*Task data*

==================================================

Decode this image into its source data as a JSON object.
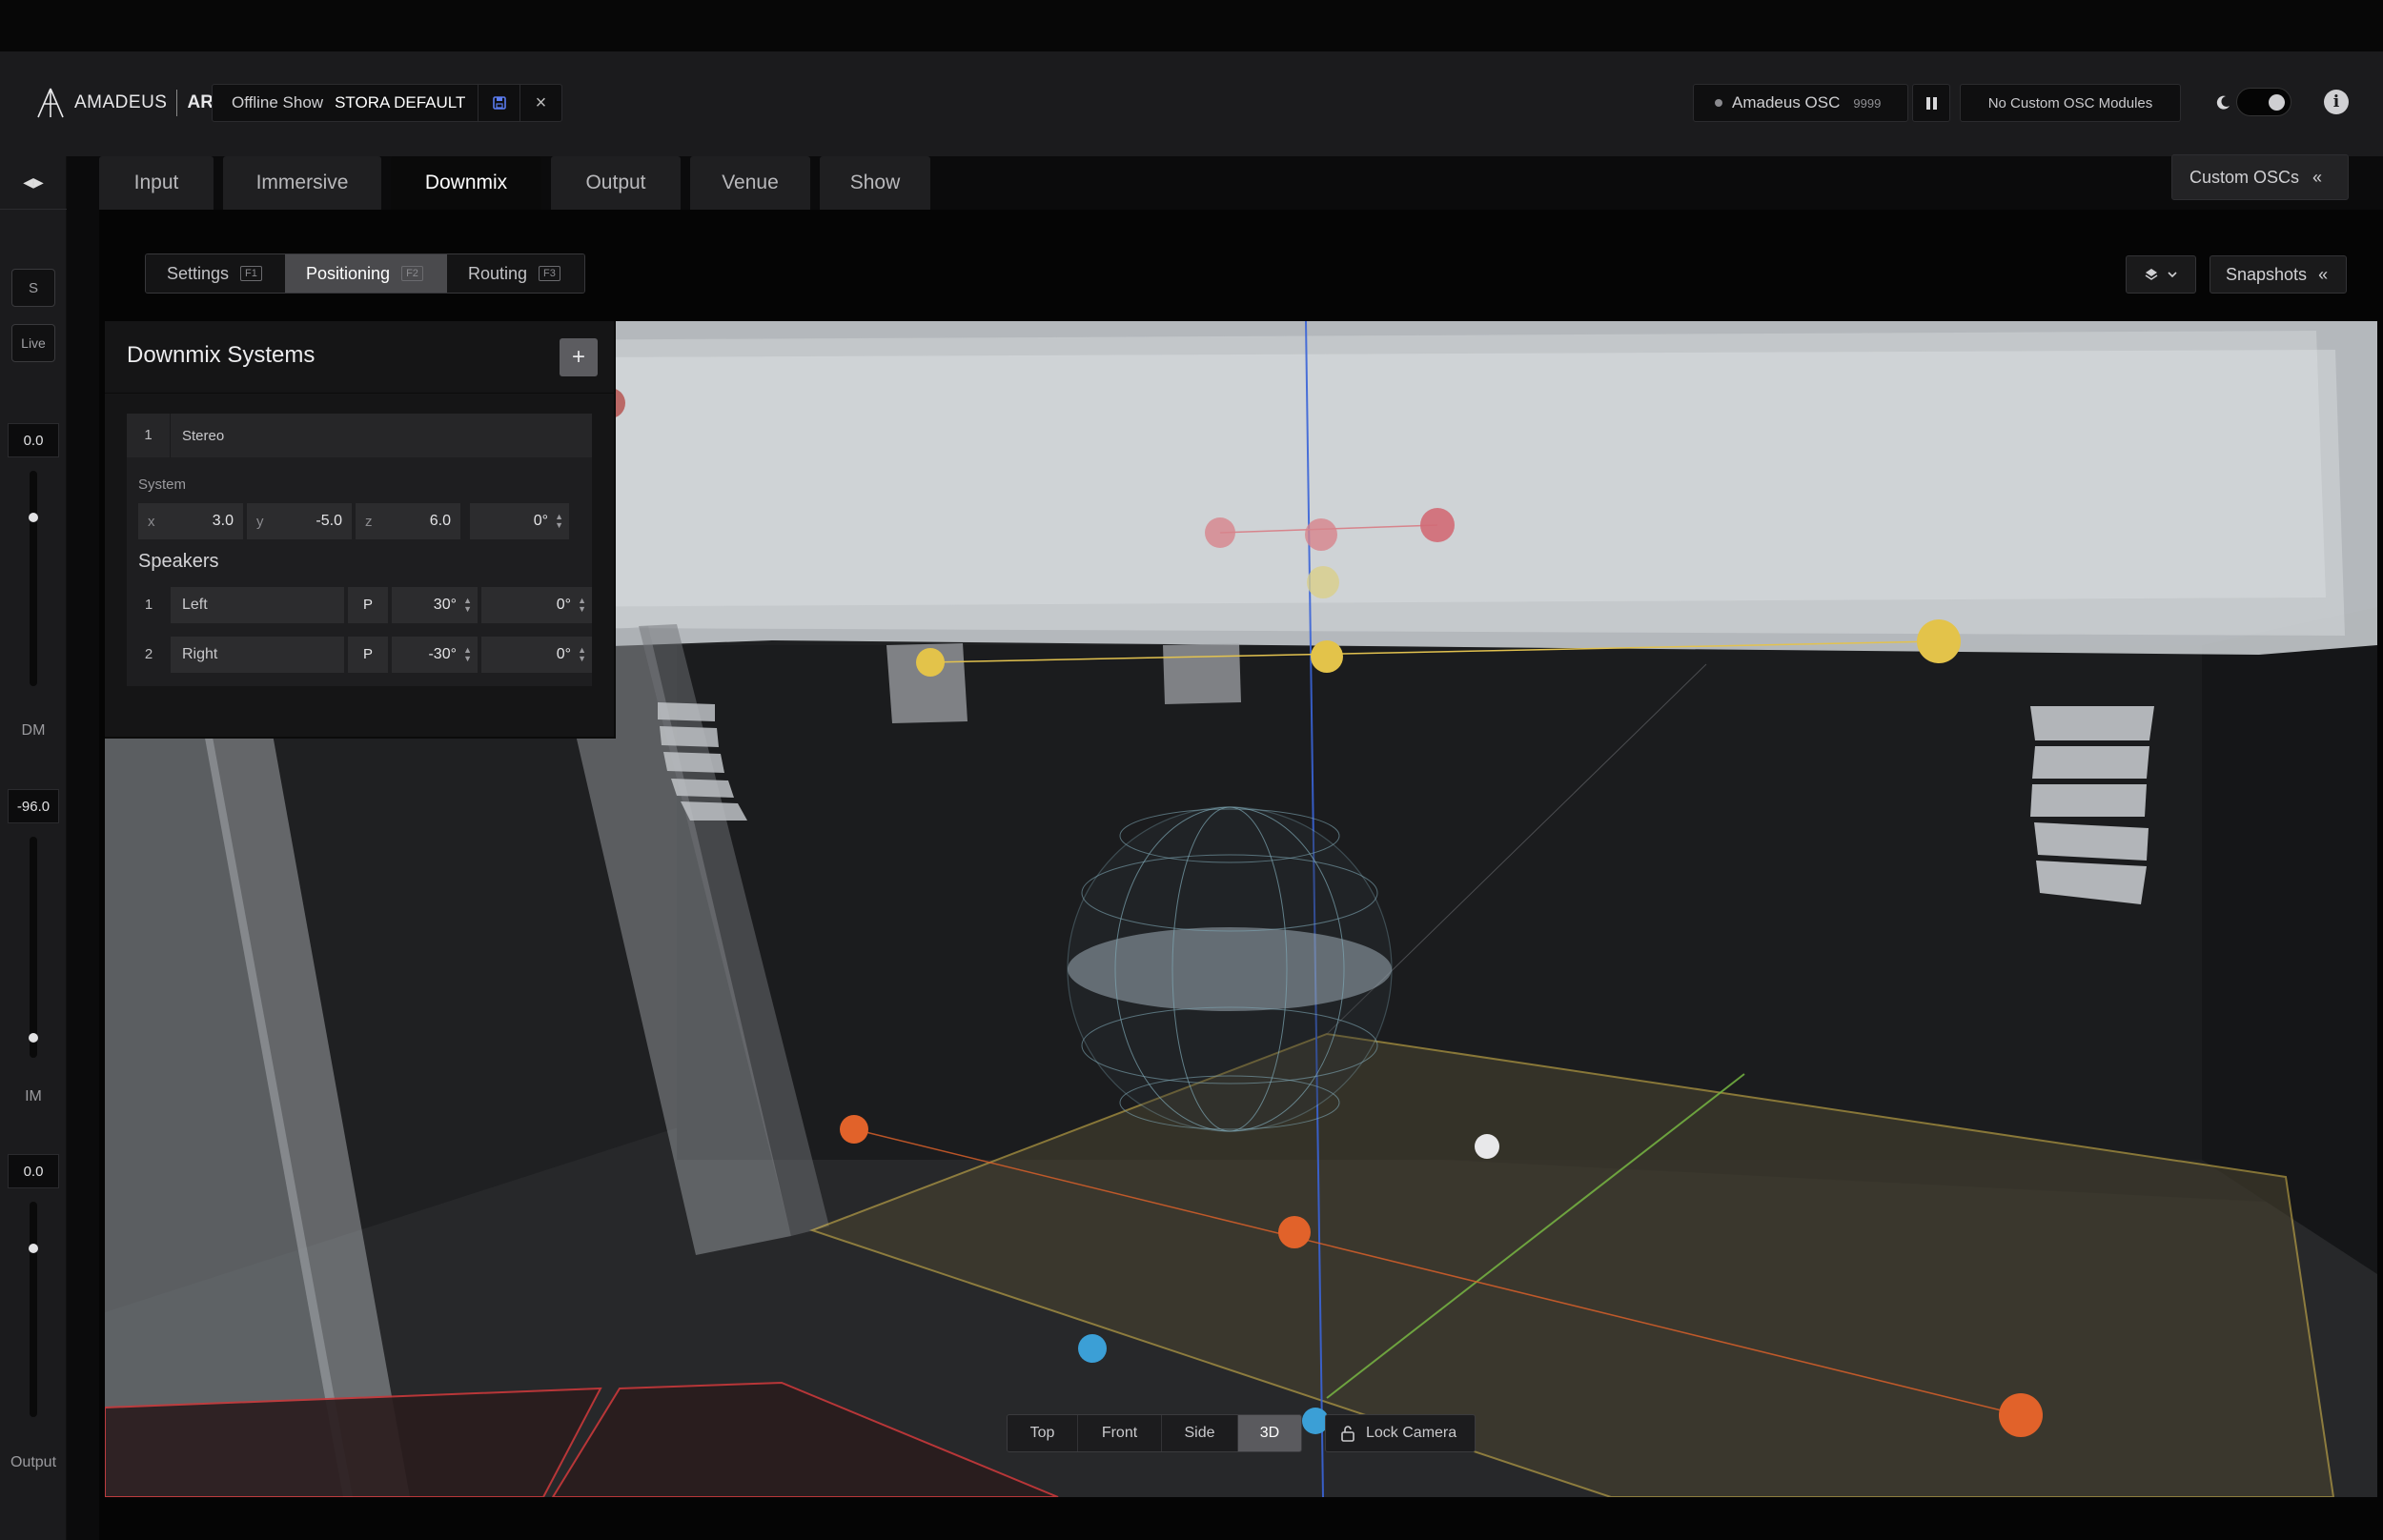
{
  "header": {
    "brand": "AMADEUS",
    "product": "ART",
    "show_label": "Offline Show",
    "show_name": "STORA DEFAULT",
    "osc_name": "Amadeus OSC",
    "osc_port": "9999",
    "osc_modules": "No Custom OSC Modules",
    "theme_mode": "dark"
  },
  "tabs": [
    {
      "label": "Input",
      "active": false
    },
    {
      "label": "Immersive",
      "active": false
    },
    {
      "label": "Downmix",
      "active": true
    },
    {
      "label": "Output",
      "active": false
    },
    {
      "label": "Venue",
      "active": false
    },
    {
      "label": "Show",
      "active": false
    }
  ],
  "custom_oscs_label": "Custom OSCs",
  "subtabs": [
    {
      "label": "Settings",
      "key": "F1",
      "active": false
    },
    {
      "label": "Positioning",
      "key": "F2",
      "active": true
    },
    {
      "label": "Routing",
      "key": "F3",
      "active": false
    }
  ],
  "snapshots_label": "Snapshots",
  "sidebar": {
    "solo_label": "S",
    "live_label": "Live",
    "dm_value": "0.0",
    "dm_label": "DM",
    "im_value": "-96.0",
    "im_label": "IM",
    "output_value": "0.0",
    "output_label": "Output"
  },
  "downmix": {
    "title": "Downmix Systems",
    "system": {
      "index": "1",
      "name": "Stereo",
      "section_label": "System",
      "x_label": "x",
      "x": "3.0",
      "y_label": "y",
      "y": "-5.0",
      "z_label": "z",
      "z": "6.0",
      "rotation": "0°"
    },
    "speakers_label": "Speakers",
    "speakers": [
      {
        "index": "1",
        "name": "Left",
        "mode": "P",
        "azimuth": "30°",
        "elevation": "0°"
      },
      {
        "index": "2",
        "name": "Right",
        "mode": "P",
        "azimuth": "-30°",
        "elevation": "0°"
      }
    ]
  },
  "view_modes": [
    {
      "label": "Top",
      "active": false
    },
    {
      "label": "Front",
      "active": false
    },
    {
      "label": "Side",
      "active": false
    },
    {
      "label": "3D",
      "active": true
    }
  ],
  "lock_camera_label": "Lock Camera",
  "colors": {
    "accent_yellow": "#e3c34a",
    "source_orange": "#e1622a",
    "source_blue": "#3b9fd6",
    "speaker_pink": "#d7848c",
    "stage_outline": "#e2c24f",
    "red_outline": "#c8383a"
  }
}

==================================================

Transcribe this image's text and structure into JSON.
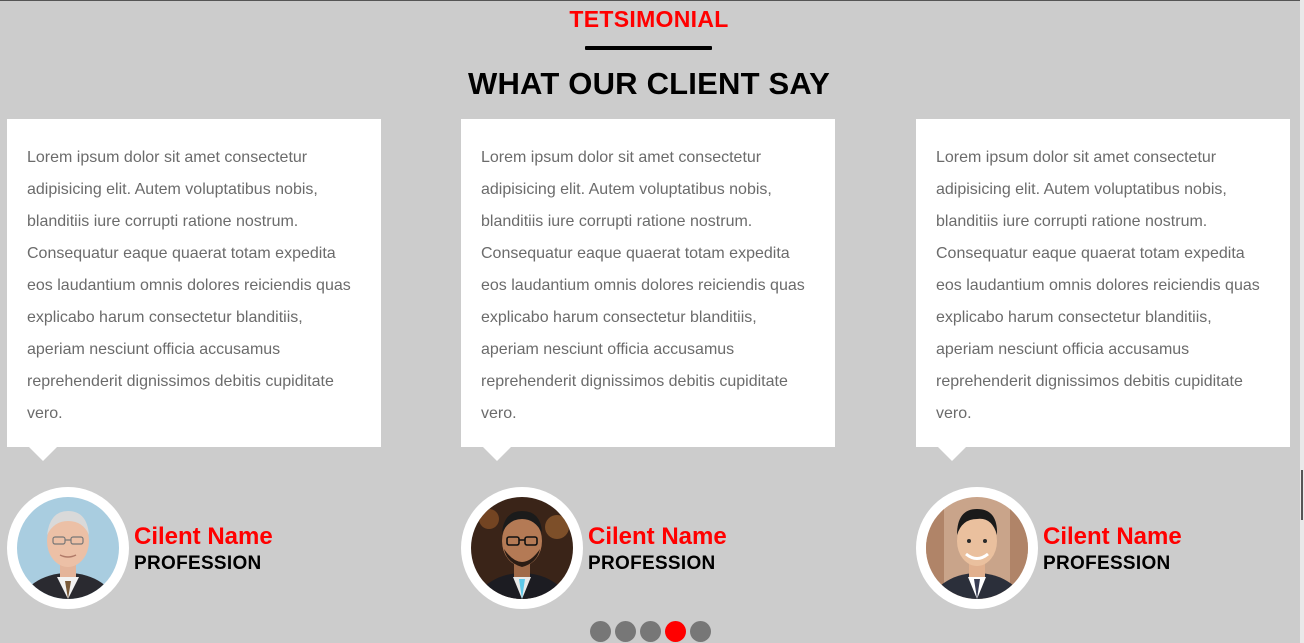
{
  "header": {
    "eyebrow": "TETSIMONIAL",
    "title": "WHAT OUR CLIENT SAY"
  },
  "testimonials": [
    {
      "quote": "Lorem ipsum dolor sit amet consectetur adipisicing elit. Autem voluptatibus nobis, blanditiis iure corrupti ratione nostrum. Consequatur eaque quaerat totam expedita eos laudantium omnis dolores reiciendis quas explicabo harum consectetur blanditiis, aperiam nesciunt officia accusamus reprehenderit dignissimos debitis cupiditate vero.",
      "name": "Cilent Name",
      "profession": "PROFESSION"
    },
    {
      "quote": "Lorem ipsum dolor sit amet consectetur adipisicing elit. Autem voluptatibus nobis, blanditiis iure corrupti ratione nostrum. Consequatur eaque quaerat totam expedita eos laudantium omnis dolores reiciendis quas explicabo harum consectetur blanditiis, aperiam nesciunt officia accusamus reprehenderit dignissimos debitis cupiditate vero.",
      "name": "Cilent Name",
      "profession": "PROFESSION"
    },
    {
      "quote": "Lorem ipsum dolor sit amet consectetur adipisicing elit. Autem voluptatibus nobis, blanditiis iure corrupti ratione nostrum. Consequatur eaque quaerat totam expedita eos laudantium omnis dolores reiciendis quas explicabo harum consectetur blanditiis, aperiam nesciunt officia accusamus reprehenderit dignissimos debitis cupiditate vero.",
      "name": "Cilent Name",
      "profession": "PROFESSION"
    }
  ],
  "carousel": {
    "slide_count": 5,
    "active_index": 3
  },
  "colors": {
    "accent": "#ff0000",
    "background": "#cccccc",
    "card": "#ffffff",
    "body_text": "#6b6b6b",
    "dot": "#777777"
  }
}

==================================================

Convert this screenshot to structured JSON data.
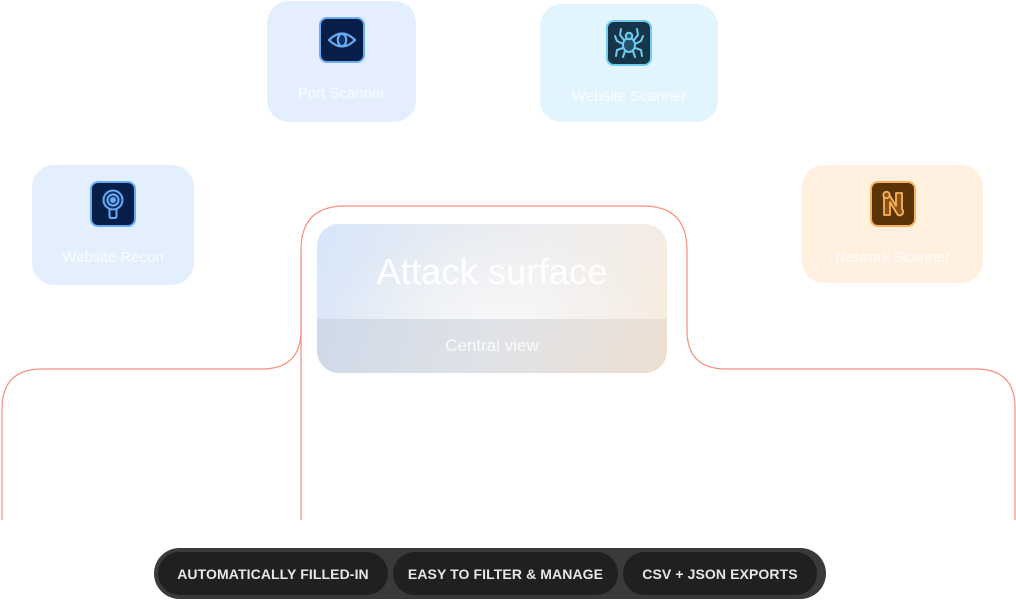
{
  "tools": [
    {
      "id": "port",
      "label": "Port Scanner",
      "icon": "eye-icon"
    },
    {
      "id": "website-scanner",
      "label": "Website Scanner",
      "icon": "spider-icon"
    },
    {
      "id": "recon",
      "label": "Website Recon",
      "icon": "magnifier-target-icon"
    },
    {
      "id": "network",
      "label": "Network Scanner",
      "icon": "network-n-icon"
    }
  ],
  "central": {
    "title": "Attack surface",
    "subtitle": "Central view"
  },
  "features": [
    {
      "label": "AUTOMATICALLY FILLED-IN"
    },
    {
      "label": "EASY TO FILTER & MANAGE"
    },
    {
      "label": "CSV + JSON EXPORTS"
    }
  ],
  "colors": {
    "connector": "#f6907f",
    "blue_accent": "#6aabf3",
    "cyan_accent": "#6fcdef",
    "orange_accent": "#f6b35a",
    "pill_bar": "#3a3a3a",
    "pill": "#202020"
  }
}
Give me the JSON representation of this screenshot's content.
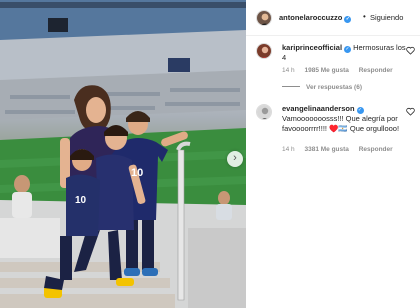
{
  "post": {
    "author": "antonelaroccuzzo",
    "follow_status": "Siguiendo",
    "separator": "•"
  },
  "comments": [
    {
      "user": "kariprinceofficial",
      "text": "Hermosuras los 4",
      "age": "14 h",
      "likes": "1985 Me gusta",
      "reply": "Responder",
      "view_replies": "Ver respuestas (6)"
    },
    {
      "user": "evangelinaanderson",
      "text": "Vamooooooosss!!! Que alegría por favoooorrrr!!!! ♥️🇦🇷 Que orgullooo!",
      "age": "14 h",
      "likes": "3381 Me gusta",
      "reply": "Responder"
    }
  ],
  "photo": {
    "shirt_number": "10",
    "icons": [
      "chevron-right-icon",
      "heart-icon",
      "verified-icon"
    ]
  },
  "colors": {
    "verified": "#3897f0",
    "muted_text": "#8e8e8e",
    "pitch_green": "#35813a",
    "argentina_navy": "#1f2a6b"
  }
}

==================================================

*Task directions*
How many of the lines above include the string "screenshot"? Reply with the number by itself.

*Exercise output*
2